_Task to complete_. Look through the data below and say how many of its lines contain "竖直向上", adding nothing else.
— START —
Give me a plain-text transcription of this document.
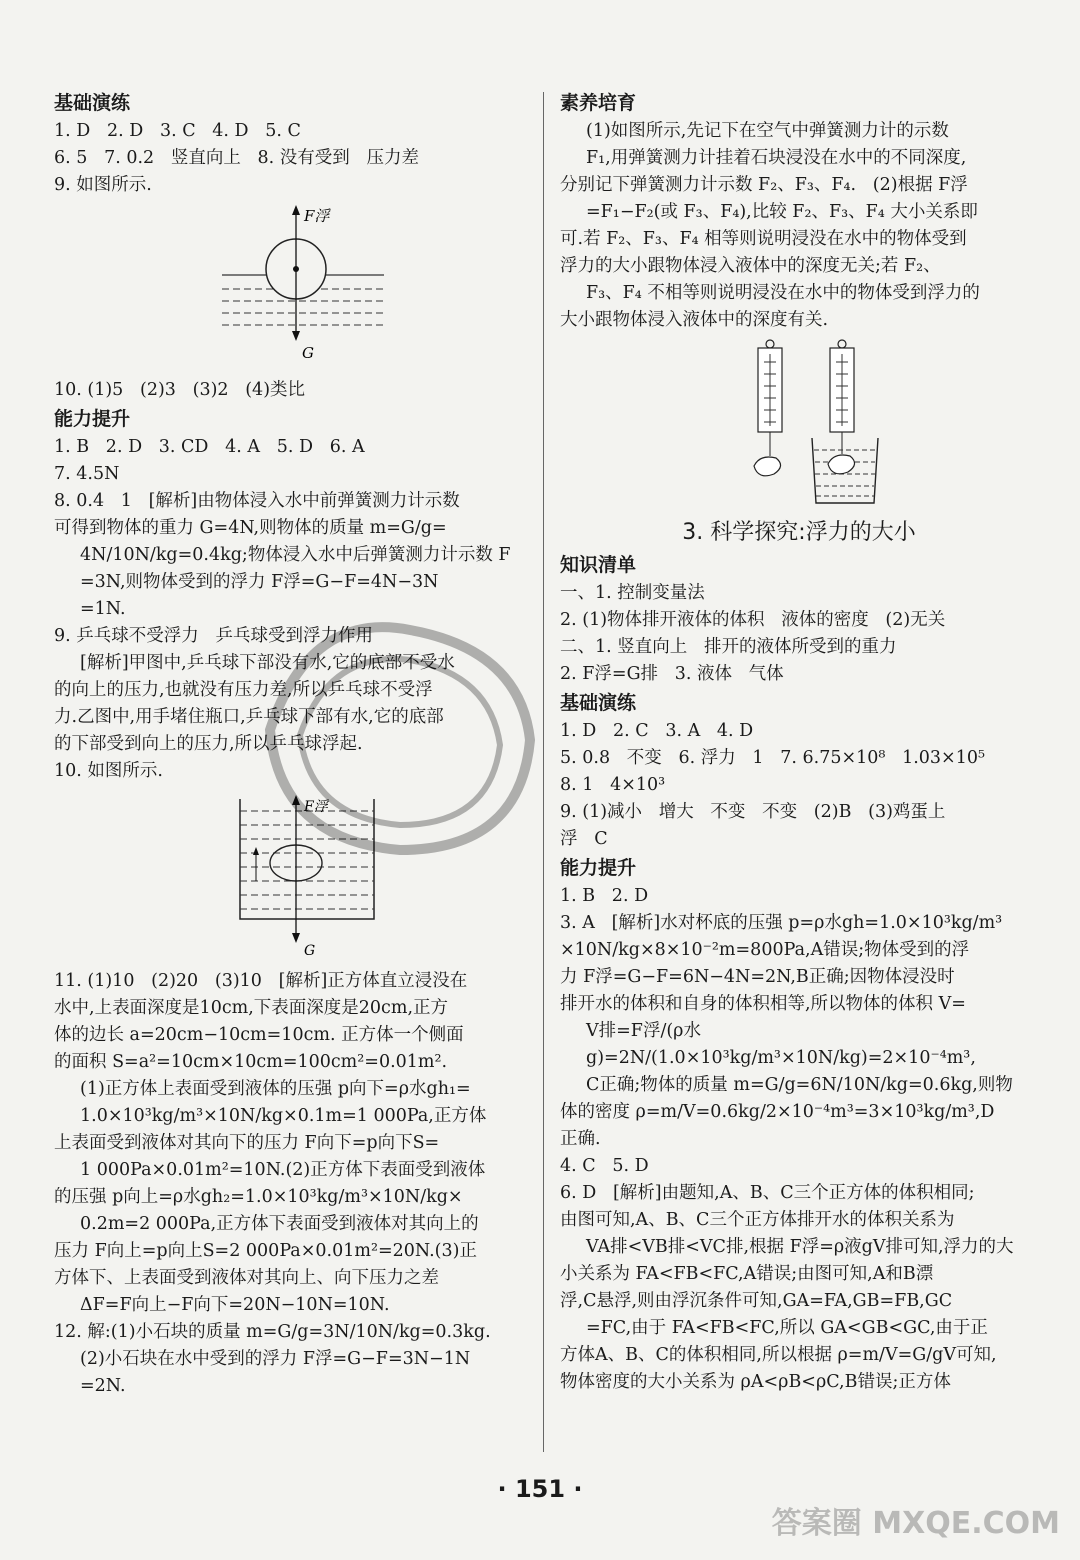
基础演练
1. D   2. D   3. C   4. D   5. C
6. 5   7. 0.2   竖直向上   8. 没有受到   压力差
9. 如图所示.
F浮
G
10. (1)5   (2)3   (3)2   (4)类比
能力提升
1. B   2. D   3. CD   4. A   5. D   6. A
7. 4.5N
8. 0.4   1   [解析]由物体浸入水中前弹簧测力计示数
可得到物体的重力 G=4N,则物体的质量 m=G/g=
4N/10N/kg=0.4kg;物体浸入水中后弹簧测力计示数 F
=3N,则物体受到的浮力 F浮=G−F=4N−3N
=1N.
9. 乒乓球不受浮力   乒乓球受到浮力作用
[解析]甲图中,乒乓球下部没有水,它的底部不受水
的向上的压力,也就没有压力差,所以乒乓球不受浮
力.乙图中,用手堵住瓶口,乒乓球下部有水,它的底部
的下部受到向上的压力,所以乒乓球浮起.
10. 如图所示.
F浮
G
11. (1)10   (2)20   (3)10   [解析]正方体直立浸没在
水中,上表面深度是10cm,下表面深度是20cm,正方
体的边长 a=20cm−10cm=10cm. 正方体一个侧面
的面积 S=a²=10cm×10cm=100cm²=0.01m².
(1)正方体上表面受到液体的压强 p向下=ρ水gh₁=
1.0×10³kg/m³×10N/kg×0.1m=1 000Pa,正方体
上表面受到液体对其向下的压力 F向下=p向下S=
1 000Pa×0.01m²=10N.(2)正方体下表面受到液体
的压强 p向上=ρ水gh₂=1.0×10³kg/m³×10N/kg×
0.2m=2 000Pa,正方体下表面受到液体对其向上的
压力 F向上=p向上S=2 000Pa×0.01m²=20N.(3)正
方体下、上表面受到液体对其向上、向下压力之差
ΔF=F向上−F向下=20N−10N=10N.
12. 解:(1)小石块的质量 m=G/g=3N/10N/kg=0.3kg.
(2)小石块在水中受到的浮力 F浮=G−F=3N−1N
=2N.
素养培育
(1)如图所示,先记下在空气中弹簧测力计的示数
F₁,用弹簧测力计挂着石块浸没在水中的不同深度,
分别记下弹簧测力计示数 F₂、F₃、F₄.   (2)根据 F浮
=F₁−F₂(或 F₃、F₄),比较 F₂、F₃、F₄ 大小关系即
可.若 F₂、F₃、F₄ 相等则说明浸没在水中的物体受到
浮力的大小跟物体浸入液体中的深度无关;若 F₂、
F₃、F₄ 不相等则说明浸没在水中的物体受到浮力的
大小跟物体浸入液体中的深度有关.
3. 科学探究:浮力的大小
知识清单
一、1. 控制变量法
2. (1)物体排开液体的体积   液体的密度   (2)无关
二、1. 竖直向上   排开的液体所受到的重力
2. F浮=G排   3. 液体   气体
基础演练
1. D   2. C   3. A   4. D
5. 0.8   不变   6. 浮力   1   7. 6.75×10⁸   1.03×10⁵
8. 1   4×10³
9. (1)减小   增大   不变   不变   (2)B   (3)鸡蛋上
浮   C
能力提升
1. B   2. D
3. A   [解析]水对杯底的压强 p=ρ水gh=1.0×10³kg/m³
×10N/kg×8×10⁻²m=800Pa,A错误;物体受到的浮
力 F浮=G−F=6N−4N=2N,B正确;因物体浸没时
排开水的体积和自身的体积相等,所以物体的体积 V=
V排=F浮/(ρ水g)=2N/(1.0×10³kg/m³×10N/kg)=2×10⁻⁴m³,
C正确;物体的质量 m=G/g=6N/10N/kg=0.6kg,则物
体的密度 ρ=m/V=0.6kg/2×10⁻⁴m³=3×10³kg/m³,D
正确.
4. C   5. D
6. D   [解析]由题知,A、B、C三个正方体的体积相同;
由图可知,A、B、C三个正方体排开水的体积关系为
VA排<VB排<VC排,根据 F浮=ρ液gV排可知,浮力的大
小关系为 FA<FB<FC,A错误;由图可知,A和B漂
浮,C悬浮,则由浮沉条件可知,GA=FA,GB=FB,GC
=FC,由于 FA<FB<FC,所以 GA<GB<GC,由于正
方体A、B、C的体积相同,所以根据 ρ=m/V=G/gV可知,
物体密度的大小关系为 ρA<ρB<ρC,B错误;正方体
· 151 ·
答案圈 MXQE.COM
— END —
_Answer_. 2